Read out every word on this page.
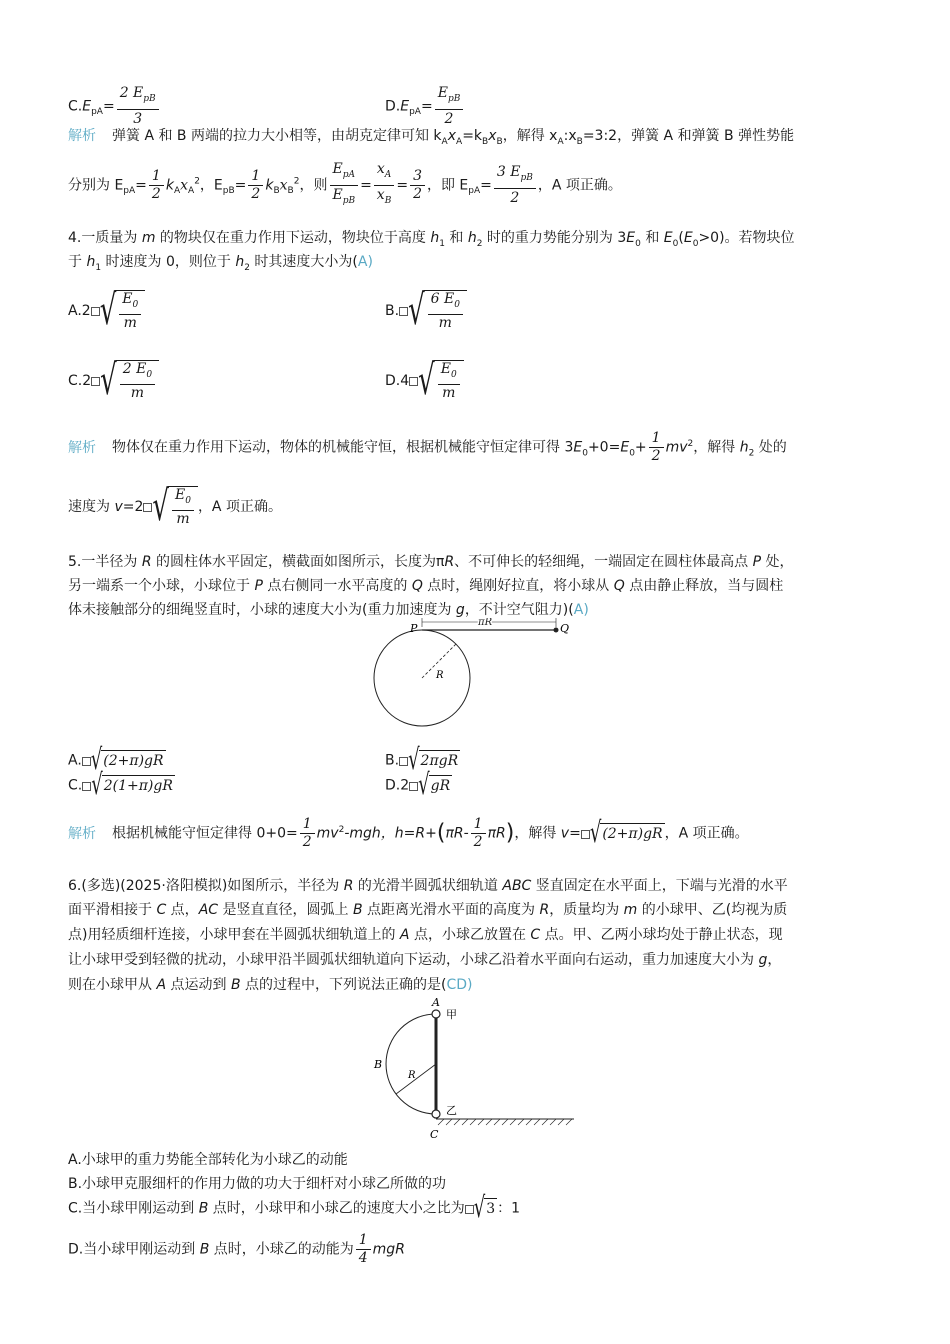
$C.E_{pA}= \frac{2 E_{pB}}{3}$	$D.E_{pA}= \frac{E_{pB}}{2}$
解析 弹簧 A 和 B 两端的拉力大小相等，由胡克定律可知 $k_Ax_A=k_Bx_B$，解得 $x_A:x_B=3:2$，弹簧 A 和弹簧 B 弹性势能
分别为 $E_{pA}= \frac{1}{2} k_Ax_A^2$，$E_{pB}= \frac{1}{2} k_Bx_B^2$，则 $\frac{E_{pA}}{E_{pB}} = \frac{x_A}{x_B} = \frac{3}{2}$ ，即 $E_{pA}= \frac{3 E_{pB}}{2}$ ，A 项正确。
4.一质量为 m 的物块仅在重力作用下运动，物块位于高度 $h_1$ 和 $h_2$ 时的重力势能分别为 $3E_0$ 和 $E_0(E_0>0)$。若物块位
于 $h_1$ 时速度为 0，则位于 $h_2$ 时其速度大小为(A)
A.2 √ $\frac{E_0}{m}$	B. √ $\frac{6 E_0}{m}$
C.2 √ $\frac{2 E_0}{m}$	D.4 √ $\frac{E_0}{m}$
解析 物体仅在重力作用下运动，物体的机械能守恒，根据机械能守恒定律可得 $3E_0+0=E_0+ \frac{1}{2} mv^2$，解得 $h_2$ 处的
速度为 v=2 √ $\frac{E_0}{m}$ ，A 项正确。
5.一半径为 R 的圆柱体水平固定，横截面如图所示，长度为πR、不可伸长的轻细绳，一端固定在圆柱体最高点 P 处，
另一端系一个小球，小球位于 P 点右侧同一水平高度的 Q 点时，绳刚好拉直，将小球从 Q 点由静止释放，当与圆柱
体未接触部分的细绳竖直时，小球的速度大小为(重力加速度为 g，不计空气阻力)(A)
P	Q
πR
R
A. √ (2+π)gR	B. √ 2πgR
C. √ 2(1+π)gR	D.2 √ gR
解析 根据机械能守恒定律得 $0+0= \frac{1}{2} mv^2-mgh$，$h=R+(\pi R- \frac{1}{2} \pi R)$，解得 v= √ (2+π)gR ，A 项正确。
6.(多选)(2025·洛阳模拟)如图所示，半径为 R 的光滑半圆弧状细轨道 ABC 竖直固定在水平面上，下端与光滑的水平
面平滑相接于 C 点，AC 是竖直直径，圆弧上 B 点距离光滑水平面的高度为 R，质量均为 m 的小球甲、乙(均视为质
点)用轻质细杆连接，小球甲套在半圆弧状细轨道上的 A 点，小球乙放置在 C 点。甲、乙两小球均处于静止状态，现
让小球甲受到轻微的扰动，小球甲沿半圆弧状细轨道向下运动，小球乙沿着水平面向右运动，重力加速度大小为 g，
则在小球甲从 A 点运动到 B 点的过程中，下列说法正确的是(CD)
A
B
C
R
甲
乙
A.小球甲的重力势能全部转化为小球乙的动能
B.小球甲克服细杆的作用力做的功大于细杆对小球乙所做的功
C.当小球甲刚运动到 B 点时，小球甲和小球乙的速度大小之比为 √ 3 ：1
D.当小球甲刚运动到 B 点时，小球乙的动能为 $\frac{1}{4}$ mgR
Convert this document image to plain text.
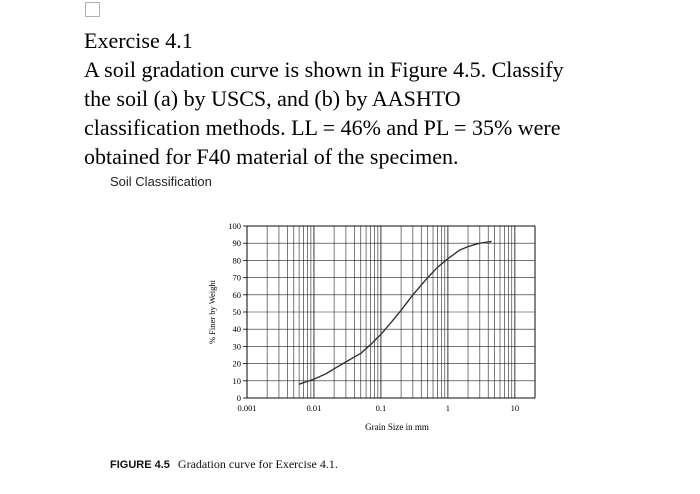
Exercise 4.1
A soil gradation curve is shown in Figure 4.5. Classify
the soil (a) by USCS, and (b) by AASHTO
classification methods. LL = 46% and PL = 35% were
obtained for F40 material of the specimen.
Soil Classification
0
10
20
30
40
50
60
70
80
90
100
0.001	0.01	0.1	1	10
Grain Size in mm
% Finer by Weight
FIGURE 4.5 Gradation curve for Exercise 4.1.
________________________
• Task details: Repeat the lines above exactly, and keep every picture out.

• Exercise solution:
Read out every word on this page.
$C.E_{pA}= \frac{2 E_{pB}}{3}$	$D.E_{pA}= \frac{E_{pB}}{2}$
解析 弹簧 A 和 B 两端的拉力大小相等，由胡克定律可知 $k_Ax_A=k_Bx_B$，解得 $x_A:x_B=3:2$，弹簧 A 和弹簧 B 弹性势能
分别为 $E_{pA}= \frac{1}{2} k_Ax_A^2$，$E_{pB}= \frac{1}{2} k_Bx_B^2$，则 $\frac{E_{pA}}{E_{pB}} = \frac{x_A}{x_B} = \frac{3}{2}$ ，即 $E_{pA}= \frac{3 E_{pB}}{2}$ ，A 项正确。
4.一质量为 m 的物块仅在重力作用下运动，物块位于高度 $h_1$ 和 $h_2$ 时的重力势能分别为 $3E_0$ 和 $E_0(E_0>0)$。若物块位
于 $h_1$ 时速度为 0，则位于 $h_2$ 时其速度大小为(A)
A.2 √ $\frac{E_0}{m}$	B. √ $\frac{6 E_0}{m}$
C.2 √ $\frac{2 E_0}{m}$	D.4 √ $\frac{E_0}{m}$
解析 物体仅在重力作用下运动，物体的机械能守恒，根据机械能守恒定律可得 $3E_0+0=E_0+ \frac{1}{2} mv^2$，解得 $h_2$ 处的
速度为 v=2 √ $\frac{E_0}{m}$ ，A 项正确。
5.一半径为 R 的圆柱体水平固定，横截面如图所示，长度为πR、不可伸长的轻细绳，一端固定在圆柱体最高点 P 处，
另一端系一个小球，小球位于 P 点右侧同一水平高度的 Q 点时，绳刚好拉直，将小球从 Q 点由静止释放，当与圆柱
体未接触部分的细绳竖直时，小球的速度大小为(重力加速度为 g，不计空气阻力)(A)
P	Q
πR
R
A. √ (2+π)gR	B. √ 2πgR
C. √ 2(1+π)gR	D.2 √ gR
解析 根据机械能守恒定律得 $0+0= \frac{1}{2} mv^2-mgh$，$h=R+(\pi R- \frac{1}{2} \pi R)$，解得 v= √ (2+π)gR ，A 项正确。
6.(多选)(2025·洛阳模拟)如图所示，半径为 R 的光滑半圆弧状细轨道 ABC 竖直固定在水平面上，下端与光滑的水平
面平滑相接于 C 点，AC 是竖直直径，圆弧上 B 点距离光滑水平面的高度为 R，质量均为 m 的小球甲、乙(均视为质
点)用轻质细杆连接，小球甲套在半圆弧状细轨道上的 A 点，小球乙放置在 C 点。甲、乙两小球均处于静止状态，现
让小球甲受到轻微的扰动，小球甲沿半圆弧状细轨道向下运动，小球乙沿着水平面向右运动，重力加速度大小为 g，
则在小球甲从 A 点运动到 B 点的过程中，下列说法正确的是(CD)
A
B
C
R
甲
乙
A.小球甲的重力势能全部转化为小球乙的动能
B.小球甲克服细杆的作用力做的功大于细杆对小球乙所做的功
C.当小球甲刚运动到 B 点时，小球甲和小球乙的速度大小之比为 √ 3 ：1
D.当小球甲刚运动到 B 点时，小球乙的动能为 $\frac{1}{4}$ mgR
Convert this document image to plain text.
Exercise 4.1
A soil gradation curve is shown in Figure 4.5. Classify
the soil (a) by USCS, and (b) by AASHTO
classification methods. LL = 46% and PL = 35% were
obtained for F40 material of the specimen.
Soil Classification
0
10
20
30
40
50
60
70
80
90
100
0.001	0.01	0.1	1	10
Grain Size in mm
% Finer by Weight
FIGURE 4.5 Gradation curve for Exercise 4.1.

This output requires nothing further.